■ Your goal: One number is the expected answer: the count of lines in the material below containing the word "incorporate".

Segment Start: Data provided

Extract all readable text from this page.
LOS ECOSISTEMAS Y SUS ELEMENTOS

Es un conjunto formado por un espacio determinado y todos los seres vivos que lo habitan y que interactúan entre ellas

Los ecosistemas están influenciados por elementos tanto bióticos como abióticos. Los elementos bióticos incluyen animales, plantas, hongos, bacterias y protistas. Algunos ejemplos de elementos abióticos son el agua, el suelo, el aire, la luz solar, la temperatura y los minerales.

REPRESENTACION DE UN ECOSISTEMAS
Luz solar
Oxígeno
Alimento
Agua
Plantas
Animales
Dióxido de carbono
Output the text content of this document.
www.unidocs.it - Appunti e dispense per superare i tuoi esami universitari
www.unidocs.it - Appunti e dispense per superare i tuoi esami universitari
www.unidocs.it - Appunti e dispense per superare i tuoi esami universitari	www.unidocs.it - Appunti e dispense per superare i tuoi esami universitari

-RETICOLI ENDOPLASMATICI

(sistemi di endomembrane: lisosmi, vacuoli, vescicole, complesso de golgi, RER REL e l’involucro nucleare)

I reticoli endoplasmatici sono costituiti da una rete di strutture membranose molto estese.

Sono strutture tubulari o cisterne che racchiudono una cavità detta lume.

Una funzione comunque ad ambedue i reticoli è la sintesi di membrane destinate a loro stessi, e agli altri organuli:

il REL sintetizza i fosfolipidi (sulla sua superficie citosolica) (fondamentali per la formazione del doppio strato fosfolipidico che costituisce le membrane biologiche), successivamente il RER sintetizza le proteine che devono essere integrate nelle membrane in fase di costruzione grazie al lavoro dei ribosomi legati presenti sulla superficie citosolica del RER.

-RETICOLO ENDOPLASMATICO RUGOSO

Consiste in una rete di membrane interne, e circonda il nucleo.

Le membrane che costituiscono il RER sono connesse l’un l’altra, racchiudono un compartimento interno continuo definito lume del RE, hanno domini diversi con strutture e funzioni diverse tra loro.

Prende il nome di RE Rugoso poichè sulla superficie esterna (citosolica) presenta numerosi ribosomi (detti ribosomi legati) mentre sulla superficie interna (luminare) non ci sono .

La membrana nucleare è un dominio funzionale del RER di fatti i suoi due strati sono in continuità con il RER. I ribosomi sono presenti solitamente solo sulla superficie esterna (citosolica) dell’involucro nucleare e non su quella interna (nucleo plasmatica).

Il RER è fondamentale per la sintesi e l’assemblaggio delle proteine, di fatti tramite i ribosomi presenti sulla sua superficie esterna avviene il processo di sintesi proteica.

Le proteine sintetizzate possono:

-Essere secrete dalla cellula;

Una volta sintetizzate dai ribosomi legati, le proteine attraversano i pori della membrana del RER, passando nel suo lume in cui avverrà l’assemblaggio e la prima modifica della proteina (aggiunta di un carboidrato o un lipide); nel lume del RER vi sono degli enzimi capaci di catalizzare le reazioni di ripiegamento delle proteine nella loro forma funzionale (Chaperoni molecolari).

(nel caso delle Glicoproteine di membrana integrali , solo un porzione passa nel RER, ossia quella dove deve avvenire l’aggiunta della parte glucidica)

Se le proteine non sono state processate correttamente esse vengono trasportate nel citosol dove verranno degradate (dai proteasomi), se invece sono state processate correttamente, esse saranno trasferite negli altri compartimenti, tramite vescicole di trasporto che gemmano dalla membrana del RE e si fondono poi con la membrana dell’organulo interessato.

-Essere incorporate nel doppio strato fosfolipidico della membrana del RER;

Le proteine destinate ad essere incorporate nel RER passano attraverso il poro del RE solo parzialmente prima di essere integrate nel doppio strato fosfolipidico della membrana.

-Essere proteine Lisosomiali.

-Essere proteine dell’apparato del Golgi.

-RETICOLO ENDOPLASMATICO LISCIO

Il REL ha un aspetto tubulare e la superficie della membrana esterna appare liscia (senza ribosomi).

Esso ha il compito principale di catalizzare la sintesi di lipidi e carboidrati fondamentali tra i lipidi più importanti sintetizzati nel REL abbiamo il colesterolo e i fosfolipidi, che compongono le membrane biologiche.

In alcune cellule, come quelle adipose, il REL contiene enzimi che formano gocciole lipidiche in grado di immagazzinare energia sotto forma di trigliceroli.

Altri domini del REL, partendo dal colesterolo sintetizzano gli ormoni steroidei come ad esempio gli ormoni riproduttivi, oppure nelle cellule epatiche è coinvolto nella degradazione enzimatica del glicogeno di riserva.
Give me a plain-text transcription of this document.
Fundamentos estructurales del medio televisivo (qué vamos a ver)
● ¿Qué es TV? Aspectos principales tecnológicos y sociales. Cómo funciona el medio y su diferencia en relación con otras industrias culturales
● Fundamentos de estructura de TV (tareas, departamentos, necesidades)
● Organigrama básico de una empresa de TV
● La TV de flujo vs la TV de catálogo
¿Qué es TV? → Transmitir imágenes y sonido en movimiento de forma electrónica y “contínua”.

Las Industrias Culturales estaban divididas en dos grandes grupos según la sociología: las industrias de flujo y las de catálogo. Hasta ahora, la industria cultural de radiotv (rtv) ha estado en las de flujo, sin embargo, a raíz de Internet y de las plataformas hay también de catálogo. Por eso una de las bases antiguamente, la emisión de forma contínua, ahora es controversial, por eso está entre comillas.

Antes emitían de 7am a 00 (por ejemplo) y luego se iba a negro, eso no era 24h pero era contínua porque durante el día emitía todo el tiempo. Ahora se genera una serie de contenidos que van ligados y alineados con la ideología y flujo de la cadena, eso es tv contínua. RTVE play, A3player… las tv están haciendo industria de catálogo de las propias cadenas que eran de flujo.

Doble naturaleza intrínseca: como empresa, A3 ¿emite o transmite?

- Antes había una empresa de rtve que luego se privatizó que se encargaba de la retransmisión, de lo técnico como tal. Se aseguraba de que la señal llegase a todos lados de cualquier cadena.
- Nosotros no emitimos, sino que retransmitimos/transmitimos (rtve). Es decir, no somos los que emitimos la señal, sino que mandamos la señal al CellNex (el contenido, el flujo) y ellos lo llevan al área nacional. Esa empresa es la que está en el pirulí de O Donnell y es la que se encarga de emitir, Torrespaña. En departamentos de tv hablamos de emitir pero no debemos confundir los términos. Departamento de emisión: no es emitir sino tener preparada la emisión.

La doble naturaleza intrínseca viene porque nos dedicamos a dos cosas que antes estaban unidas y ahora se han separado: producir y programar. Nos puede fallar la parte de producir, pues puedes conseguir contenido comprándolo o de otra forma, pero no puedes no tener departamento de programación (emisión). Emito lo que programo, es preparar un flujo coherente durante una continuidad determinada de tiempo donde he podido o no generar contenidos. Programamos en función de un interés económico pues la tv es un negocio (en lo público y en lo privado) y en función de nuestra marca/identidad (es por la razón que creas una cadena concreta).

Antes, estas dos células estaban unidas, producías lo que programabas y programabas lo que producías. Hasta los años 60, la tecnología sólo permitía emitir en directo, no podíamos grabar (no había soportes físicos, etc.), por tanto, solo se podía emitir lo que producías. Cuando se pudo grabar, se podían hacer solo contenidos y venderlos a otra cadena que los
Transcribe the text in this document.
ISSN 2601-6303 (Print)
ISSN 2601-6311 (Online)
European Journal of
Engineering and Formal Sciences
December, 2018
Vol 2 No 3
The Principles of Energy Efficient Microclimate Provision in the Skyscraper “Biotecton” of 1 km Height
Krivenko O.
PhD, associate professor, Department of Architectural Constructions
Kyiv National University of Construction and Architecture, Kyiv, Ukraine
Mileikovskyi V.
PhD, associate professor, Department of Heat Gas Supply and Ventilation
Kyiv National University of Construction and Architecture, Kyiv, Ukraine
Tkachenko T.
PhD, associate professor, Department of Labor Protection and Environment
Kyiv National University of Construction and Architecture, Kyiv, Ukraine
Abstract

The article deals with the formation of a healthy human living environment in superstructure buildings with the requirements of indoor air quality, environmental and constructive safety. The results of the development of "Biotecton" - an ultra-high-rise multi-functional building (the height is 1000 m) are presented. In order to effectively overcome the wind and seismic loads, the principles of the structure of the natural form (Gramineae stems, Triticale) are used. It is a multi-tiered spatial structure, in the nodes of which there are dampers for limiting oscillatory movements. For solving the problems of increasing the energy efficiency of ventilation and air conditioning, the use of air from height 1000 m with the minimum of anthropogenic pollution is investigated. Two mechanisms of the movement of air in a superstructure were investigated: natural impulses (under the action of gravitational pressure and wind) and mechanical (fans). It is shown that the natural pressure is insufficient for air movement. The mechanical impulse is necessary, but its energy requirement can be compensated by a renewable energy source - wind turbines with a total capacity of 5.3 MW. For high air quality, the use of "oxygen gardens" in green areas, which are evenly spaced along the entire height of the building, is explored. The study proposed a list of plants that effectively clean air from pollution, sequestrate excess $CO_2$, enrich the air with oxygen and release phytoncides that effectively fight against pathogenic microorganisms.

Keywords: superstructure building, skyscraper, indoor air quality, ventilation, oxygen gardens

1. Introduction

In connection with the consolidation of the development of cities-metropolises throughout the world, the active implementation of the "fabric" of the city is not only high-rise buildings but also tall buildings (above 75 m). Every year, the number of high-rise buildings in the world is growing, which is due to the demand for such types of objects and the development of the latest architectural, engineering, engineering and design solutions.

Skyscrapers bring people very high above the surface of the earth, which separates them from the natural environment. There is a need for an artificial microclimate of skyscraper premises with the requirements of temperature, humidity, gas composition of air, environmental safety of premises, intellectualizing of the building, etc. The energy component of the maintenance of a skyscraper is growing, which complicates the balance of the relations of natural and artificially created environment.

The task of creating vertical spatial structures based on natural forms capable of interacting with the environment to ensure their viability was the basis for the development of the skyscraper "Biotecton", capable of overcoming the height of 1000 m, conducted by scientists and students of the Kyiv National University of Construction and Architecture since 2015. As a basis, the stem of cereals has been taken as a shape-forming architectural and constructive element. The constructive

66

Segment End: Data provided

■ Response to the exercise: 2